┌─ Provided data
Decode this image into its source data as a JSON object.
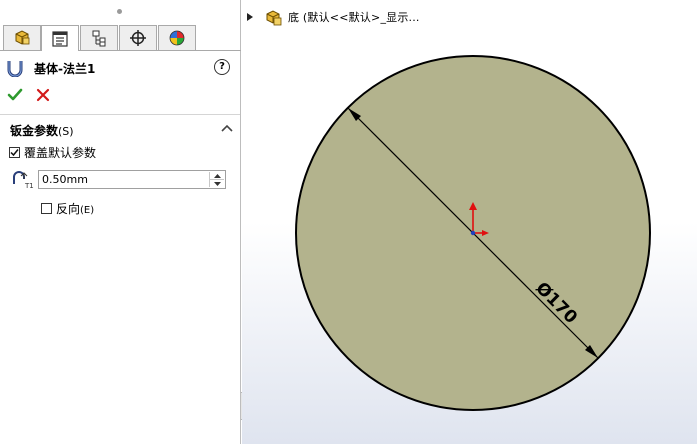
{
  "panel": {
    "tabs": [
      {
        "name": "feature-manager",
        "icon": "part-tree-icon"
      },
      {
        "name": "property-manager",
        "icon": "property-list-icon"
      },
      {
        "name": "configuration-manager",
        "icon": "configuration-icon"
      },
      {
        "name": "dimxpert-manager",
        "icon": "crosshair-icon"
      },
      {
        "name": "display-manager",
        "icon": "appearance-sphere-icon"
      }
    ],
    "feature": {
      "title": "基体-法兰1",
      "icon": "base-flange-icon",
      "help_label": "?"
    },
    "actions": {
      "ok_icon": "checkmark-icon",
      "cancel_icon": "x-icon",
      "ok_color": "#2e9a2e",
      "cancel_color": "#d21a1a"
    },
    "sheet_metal_params": {
      "title": "钣金参数",
      "title_suffix": "(S)",
      "override_default": {
        "label": "覆盖默认参数",
        "checked": true
      },
      "thickness": {
        "value": "0.50mm"
      },
      "reverse": {
        "label": "反向",
        "suffix": "(E)",
        "checked": false
      }
    }
  },
  "viewport": {
    "tree_label": "底 (默认<<默认>_显示...",
    "model_fill": "#b3b38d",
    "dimension": {
      "symbol": "Ø",
      "value": "170"
    },
    "origin_colors": {
      "x_axis": "#e01010",
      "y_axis": "#e01010"
    }
  }
}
└─
Work instructions -
The lines to collect are those holding the string "manager"; copy them all.

Correct answer -
        "name": "feature-manager",
        "name": "property-manager",
        "name": "configuration-manager",
        "name": "dimxpert-manager",
        "name": "display-manager",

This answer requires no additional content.